OBJECTIVE — Go through the data below line by line and count those containing the word "color". Reply with the count only.

INPUT DATA —
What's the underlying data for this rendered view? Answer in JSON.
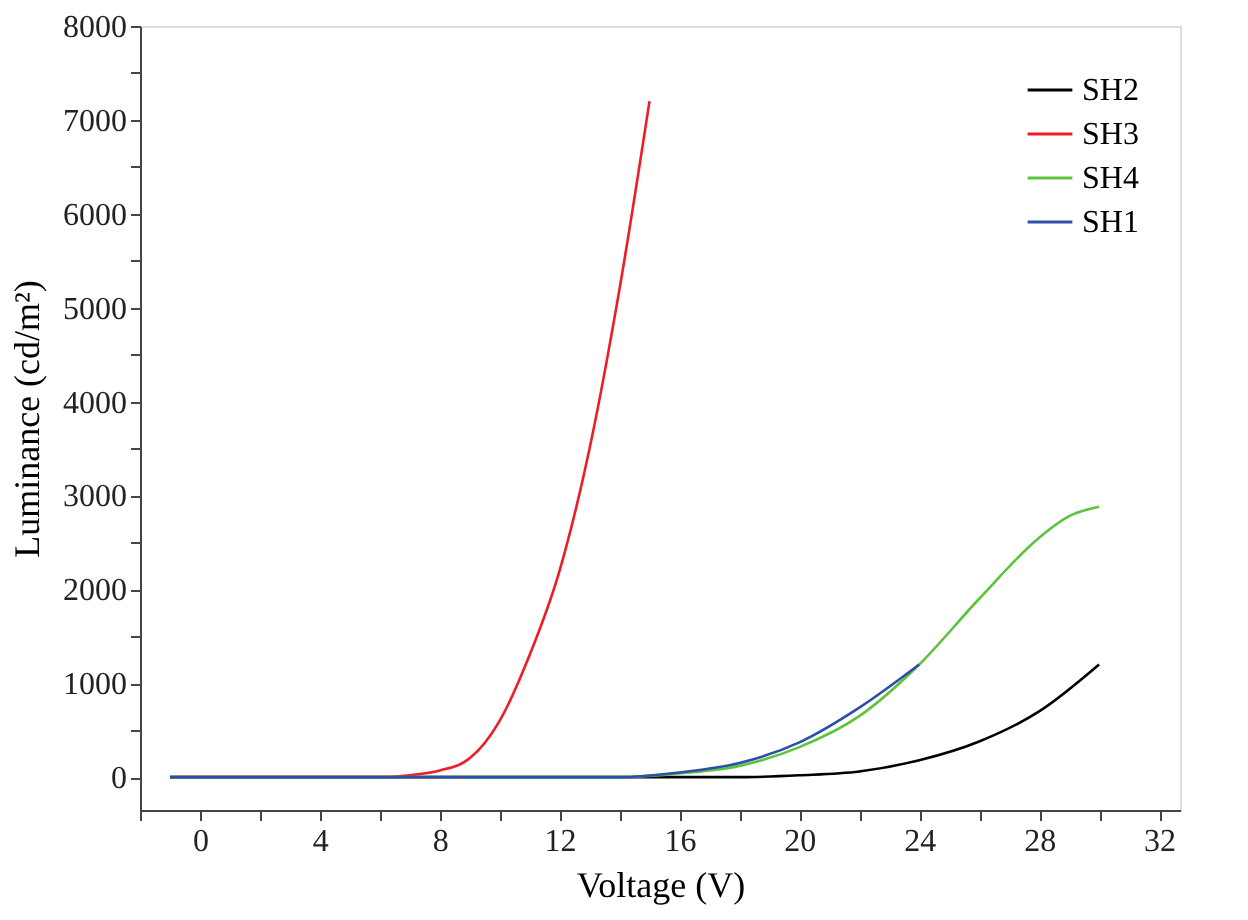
{
  "chart_data": {
    "type": "line",
    "xlabel": "Voltage (V)",
    "ylabel": "Luminance (cd/m²)",
    "xlim": [
      -2,
      32.7
    ],
    "ylim": [
      -350,
      8000
    ],
    "xticks": [
      {
        "value": -2,
        "label": null
      },
      0,
      {
        "value": 2,
        "label": null
      },
      4,
      {
        "value": 6,
        "label": null
      },
      8,
      {
        "value": 10,
        "label": null
      },
      12,
      {
        "value": 14,
        "label": null
      },
      16,
      {
        "value": 18,
        "label": null
      },
      20,
      {
        "value": 22,
        "label": null
      },
      24,
      {
        "value": 26,
        "label": null
      },
      28,
      {
        "value": 30,
        "label": null
      },
      32
    ],
    "yticks": [
      0,
      {
        "value": 500,
        "label": null
      },
      1000,
      {
        "value": 1500,
        "label": null
      },
      2000,
      {
        "value": 2500,
        "label": null
      },
      3000,
      {
        "value": 3500,
        "label": null
      },
      4000,
      {
        "value": 4500,
        "label": null
      },
      5000,
      {
        "value": 5500,
        "label": null
      },
      6000,
      {
        "value": 6500,
        "label": null
      },
      7000,
      {
        "value": 7500,
        "label": null
      },
      8000
    ],
    "grid": false,
    "legend": "top right",
    "marker": "none",
    "line_style": "solid",
    "series": [
      {
        "name": "SH2",
        "color": "#000000",
        "x": [
          -1,
          10,
          16,
          18,
          20,
          22,
          24,
          26,
          28,
          30
        ],
        "values": [
          0,
          0,
          0,
          0,
          20,
          60,
          180,
          380,
          700,
          1200
        ]
      },
      {
        "name": "SH3",
        "color": "#ee1c25",
        "x": [
          -1,
          6,
          7,
          8,
          9,
          10,
          11,
          12,
          13,
          14,
          15
        ],
        "values": [
          0,
          0,
          20,
          70,
          200,
          600,
          1300,
          2200,
          3500,
          5200,
          7200
        ]
      },
      {
        "name": "SH4",
        "color": "#5cc43b",
        "x": [
          -1,
          14,
          16,
          18,
          20,
          22,
          24,
          26,
          28,
          29,
          30
        ],
        "values": [
          0,
          0,
          40,
          120,
          320,
          650,
          1200,
          1900,
          2550,
          2780,
          2880
        ]
      },
      {
        "name": "SH1",
        "color": "#2e4fa8",
        "x": [
          -1,
          14,
          16,
          18,
          20,
          22,
          24
        ],
        "values": [
          0,
          0,
          50,
          150,
          370,
          740,
          1200
        ]
      }
    ]
  }
}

EXERCISE ANSWER — 4